(Records from a data source)

════════════════════

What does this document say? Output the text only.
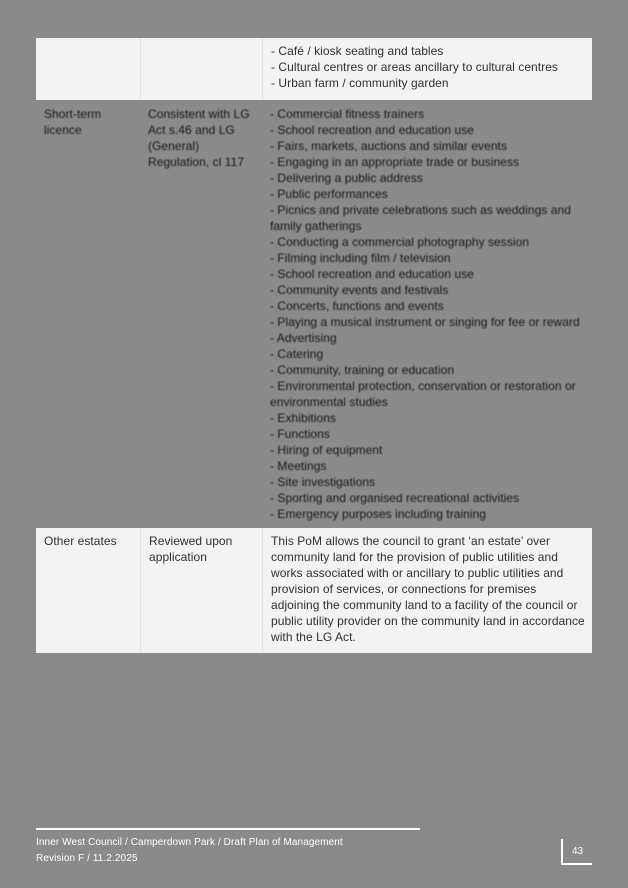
- Café / kiosk seating and tables
- Cultural centres or areas ancillary to cultural centres
- Urban farm / community garden
Short-term licence
Consistent with LG Act s.46 and LG (General) Regulation, cl 117
- Commercial fitness trainers
- School recreation and education use
- Fairs, markets, auctions and similar events
- Engaging in an appropriate trade or business
- Delivering a public address
- Public performances
- Picnics and private celebrations such as weddings and family gatherings
- Conducting a commercial photography session
- Filming including film / television
- School recreation and education use
- Community events and festivals
- Concerts, functions and events
- Playing a musical instrument or singing for fee or reward
- Advertising
- Catering
- Community, training or education
- Environmental protection, conservation or restoration or environmental studies
- Exhibitions
- Functions
- Hiring of equipment
- Meetings
- Site investigations
- Sporting and organised recreational activities
- Emergency purposes including training
Other estates	Reviewed upon application
This PoM allows the council to grant ‘an estate’ over community land for the provision of public utilities and works associated with or ancillary to public utilities and provision of services, or connections for premises adjoining the community land to a facility of the council or public utility provider on the community land in accordance with the LG Act.
Inner West Council / Camperdown Park / Draft Plan of Management
Revision F / 11.2.2025
43
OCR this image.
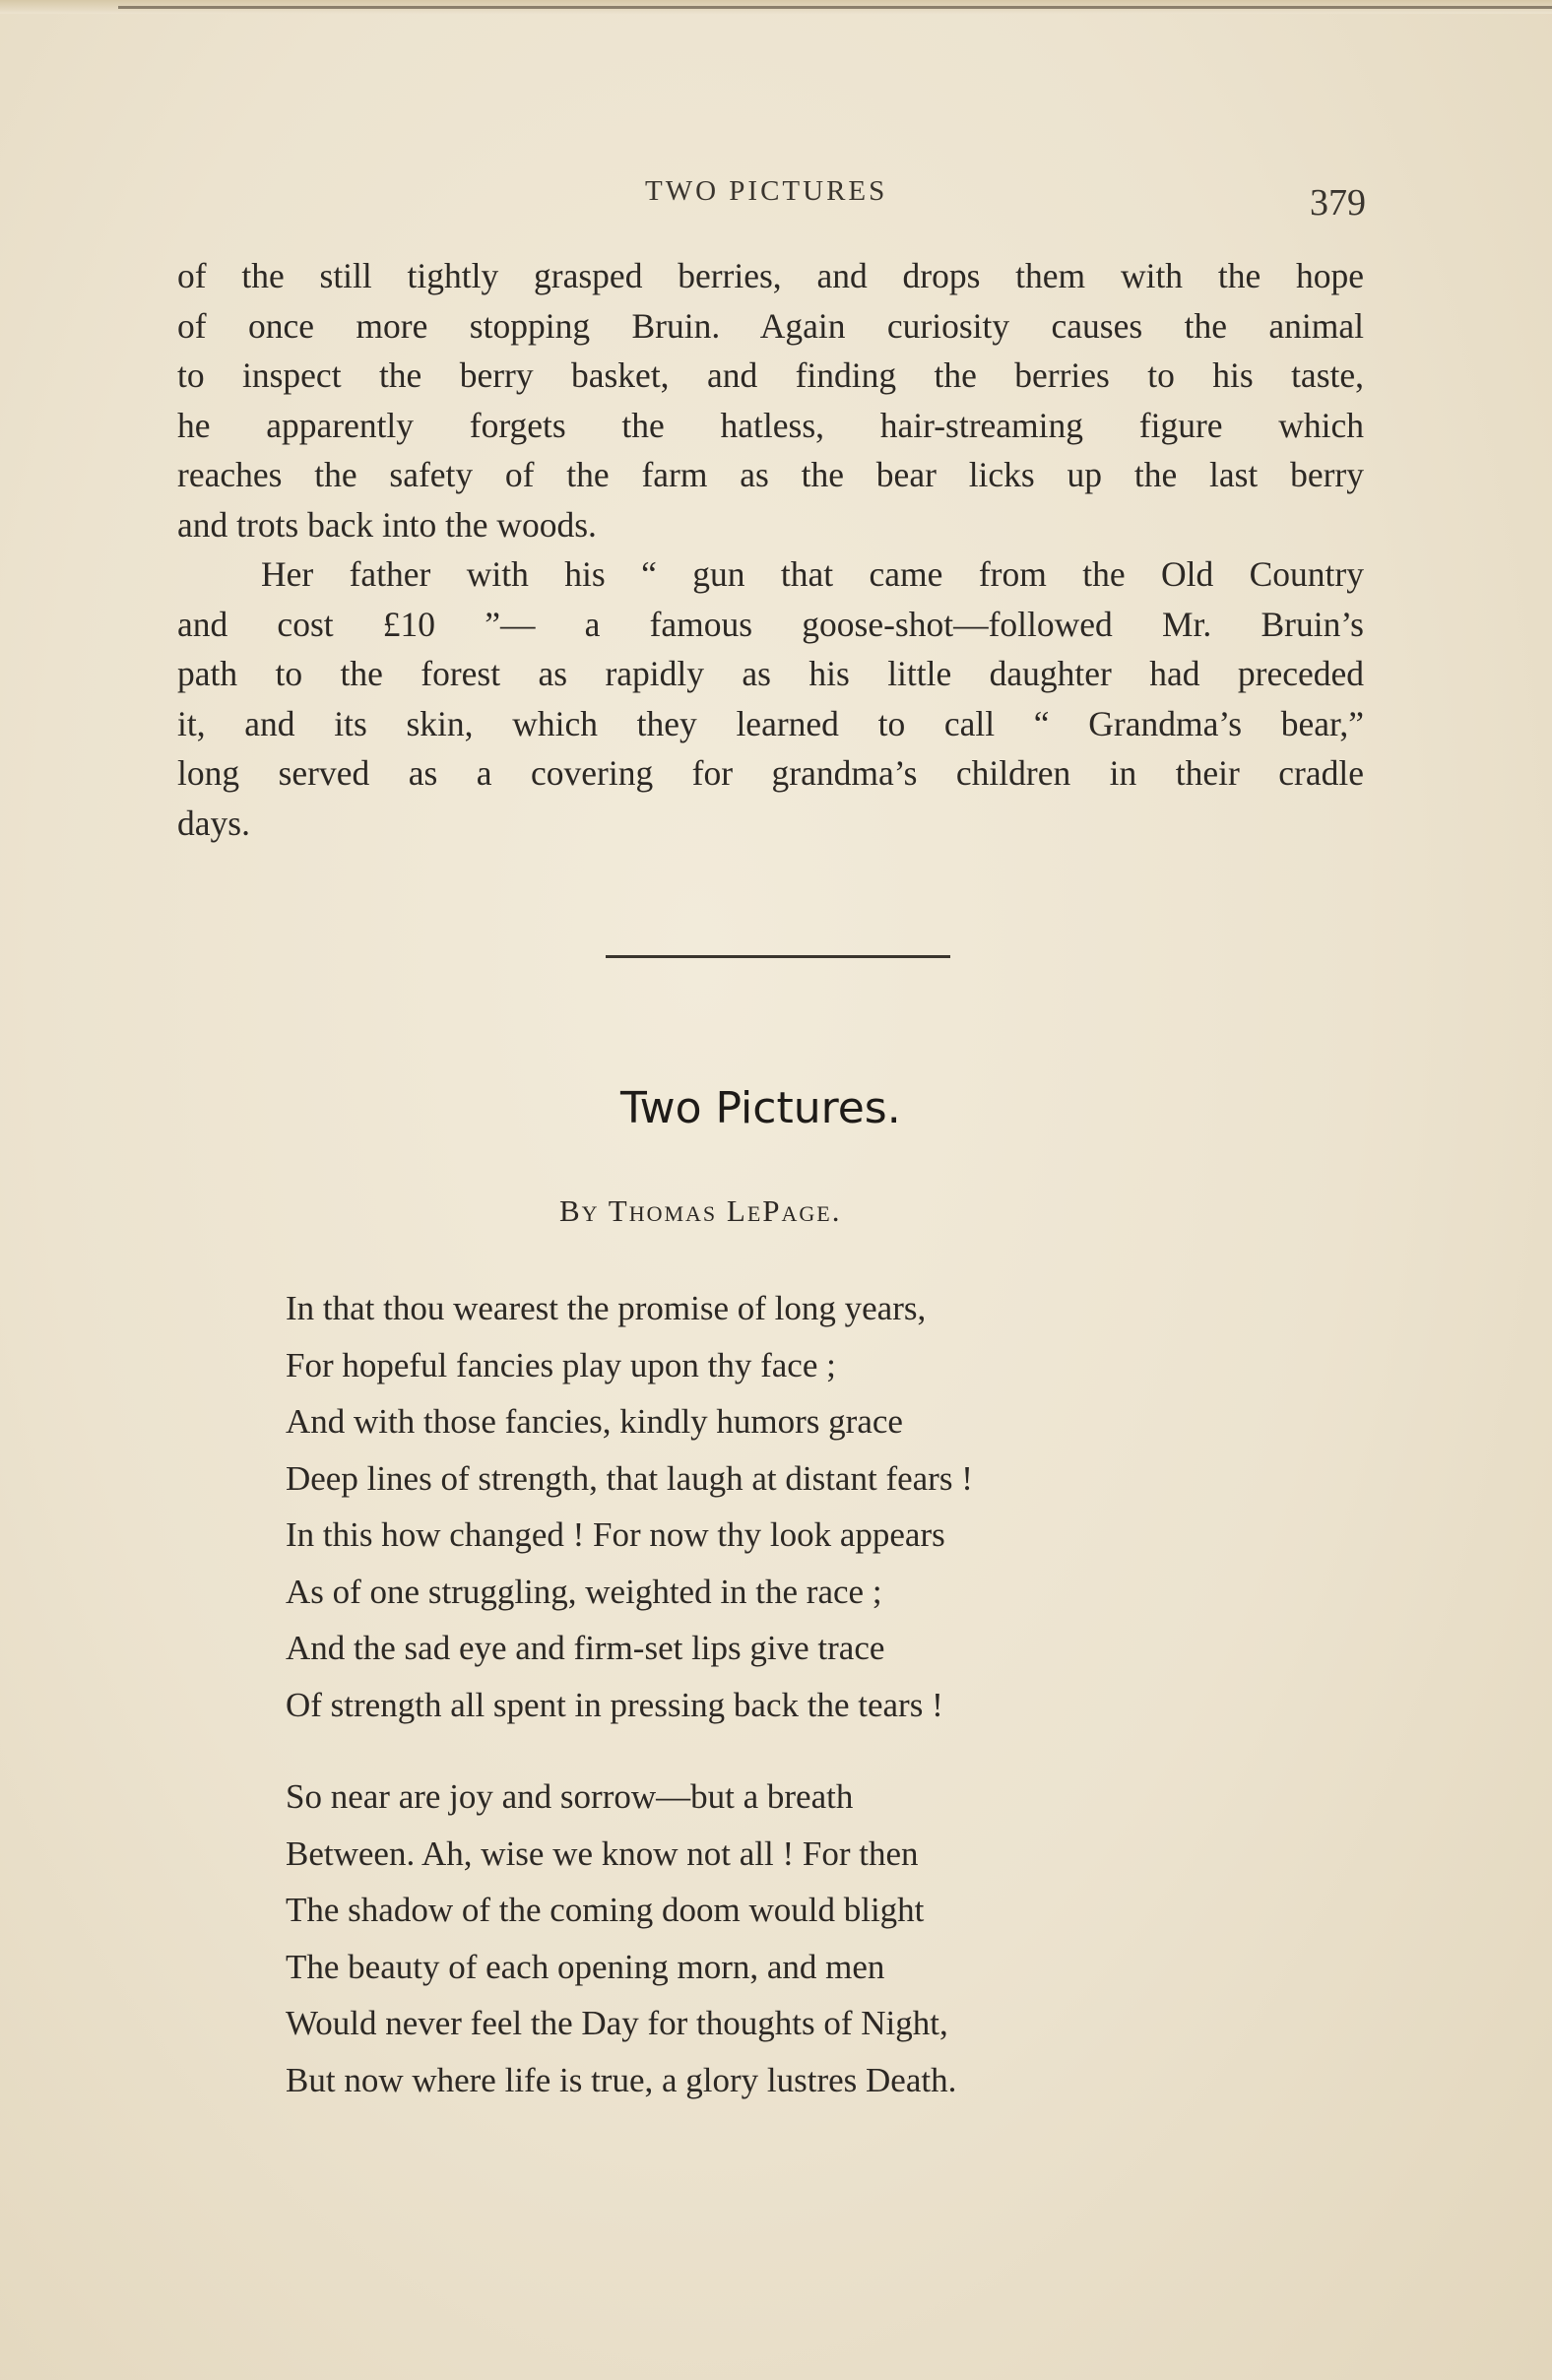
TWO PICTURES	379
of the still tightly grasped berries, and drops them with the hope
of once more stopping Bruin. Again curiosity causes the animal
to inspect the berry basket, and finding the berries to his taste,
he apparently forgets the hatless, hair-streaming figure which
reaches the safety of the farm as the bear licks up the last berry
and trots back into the woods.
Her father with his “ gun that came from the Old Country
and cost £10 ”— a famous goose-shot—followed Mr. Bruin’s
path to the forest as rapidly as his little daughter had preceded
it, and its skin, which they learned to call “ Grandma’s bear,”
long served as a covering for grandma’s children in their cradle
days.
Two Pictures.
By Thomas LePage.
In that thou wearest the promise of long years,
For hopeful fancies play upon thy face ;
And with those fancies, kindly humors grace
Deep lines of strength, that laugh at distant fears !
In this how changed ! For now thy look appears
As of one struggling, weighted in the race ;
And the sad eye and firm-set lips give trace
Of strength all spent in pressing back the tears !
So near are joy and sorrow—but a breath
Between. Ah, wise we know not all ! For then
The shadow of the coming doom would blight
The beauty of each opening morn, and men
Would never feel the Day for thoughts of Night,
But now where life is true, a glory lustres Death.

════════════════════

== Task directions ==
Without the pictures, repeat the listing above exactly.

== Finished answer ==
What does this document say? Output the text only.
- Café / kiosk seating and tables
- Cultural centres or areas ancillary to cultural centres
- Urban farm / community garden
Short-term licence
Consistent with LG Act s.46 and LG (General) Regulation, cl 117
- Commercial fitness trainers
- School recreation and education use
- Fairs, markets, auctions and similar events
- Engaging in an appropriate trade or business
- Delivering a public address
- Public performances
- Picnics and private celebrations such as weddings and family gatherings
- Conducting a commercial photography session
- Filming including film / television
- School recreation and education use
- Community events and festivals
- Concerts, functions and events
- Playing a musical instrument or singing for fee or reward
- Advertising
- Catering
- Community, training or education
- Environmental protection, conservation or restoration or environmental studies
- Exhibitions
- Functions
- Hiring of equipment
- Meetings
- Site investigations
- Sporting and organised recreational activities
- Emergency purposes including training
Other estates	Reviewed upon application
This PoM allows the council to grant ‘an estate’ over community land for the provision of public utilities and works associated with or ancillary to public utilities and provision of services, or connections for premises adjoining the community land to a facility of the council or public utility provider on the community land in accordance with the LG Act.
Inner West Council / Camperdown Park / Draft Plan of Management
Revision F / 11.2.2025
43
OCR this image.
TWO PICTURES	379
of the still tightly grasped berries, and drops them with the hope
of once more stopping Bruin. Again curiosity causes the animal
to inspect the berry basket, and finding the berries to his taste,
he apparently forgets the hatless, hair-streaming figure which
reaches the safety of the farm as the bear licks up the last berry
and trots back into the woods.
Her father with his “ gun that came from the Old Country
and cost £10 ”— a famous goose-shot—followed Mr. Bruin’s
path to the forest as rapidly as his little daughter had preceded
it, and its skin, which they learned to call “ Grandma’s bear,”
long served as a covering for grandma’s children in their cradle
days.
Two Pictures.
By Thomas LePage.
In that thou wearest the promise of long years,
For hopeful fancies play upon thy face ;
And with those fancies, kindly humors grace
Deep lines of strength, that laugh at distant fears !
In this how changed ! For now thy look appears
As of one struggling, weighted in the race ;
And the sad eye and firm-set lips give trace
Of strength all spent in pressing back the tears !
So near are joy and sorrow—but a breath
Between. Ah, wise we know not all ! For then
The shadow of the coming doom would blight
The beauty of each opening morn, and men
Would never feel the Day for thoughts of Night,
But now where life is true, a glory lustres Death.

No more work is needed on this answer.